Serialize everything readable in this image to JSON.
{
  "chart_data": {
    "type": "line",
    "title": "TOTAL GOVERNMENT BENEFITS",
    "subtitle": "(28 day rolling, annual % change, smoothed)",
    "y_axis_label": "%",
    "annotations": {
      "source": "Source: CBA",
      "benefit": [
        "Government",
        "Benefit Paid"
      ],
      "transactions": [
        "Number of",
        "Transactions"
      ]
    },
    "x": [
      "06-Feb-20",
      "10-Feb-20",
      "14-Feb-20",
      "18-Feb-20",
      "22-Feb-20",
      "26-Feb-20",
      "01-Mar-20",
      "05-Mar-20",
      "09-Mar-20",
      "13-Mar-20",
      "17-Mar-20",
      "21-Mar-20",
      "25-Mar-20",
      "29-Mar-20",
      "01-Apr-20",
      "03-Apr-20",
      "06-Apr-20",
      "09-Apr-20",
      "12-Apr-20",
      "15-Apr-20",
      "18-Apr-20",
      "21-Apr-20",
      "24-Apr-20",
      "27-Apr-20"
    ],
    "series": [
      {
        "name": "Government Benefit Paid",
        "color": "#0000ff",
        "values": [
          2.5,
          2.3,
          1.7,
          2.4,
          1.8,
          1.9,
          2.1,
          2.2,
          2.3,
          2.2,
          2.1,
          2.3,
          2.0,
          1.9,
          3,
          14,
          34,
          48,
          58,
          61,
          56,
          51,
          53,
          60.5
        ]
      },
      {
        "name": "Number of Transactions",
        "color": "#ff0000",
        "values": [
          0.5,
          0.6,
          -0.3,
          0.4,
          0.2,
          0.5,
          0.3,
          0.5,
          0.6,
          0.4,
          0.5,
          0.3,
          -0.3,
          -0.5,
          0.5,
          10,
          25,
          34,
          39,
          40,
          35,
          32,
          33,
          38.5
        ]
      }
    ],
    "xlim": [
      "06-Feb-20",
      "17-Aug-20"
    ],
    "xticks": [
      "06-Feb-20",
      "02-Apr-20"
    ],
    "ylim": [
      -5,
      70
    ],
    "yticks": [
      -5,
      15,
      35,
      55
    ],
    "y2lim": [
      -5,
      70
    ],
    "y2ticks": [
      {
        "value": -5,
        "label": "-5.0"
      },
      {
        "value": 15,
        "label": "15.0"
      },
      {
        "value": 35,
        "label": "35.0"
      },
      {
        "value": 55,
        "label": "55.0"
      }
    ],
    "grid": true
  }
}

------------

Written request
Return each line among the entries that holds the word "Paid".

Finished exercise
        "Benefit Paid"
        "name": "Government Benefit Paid",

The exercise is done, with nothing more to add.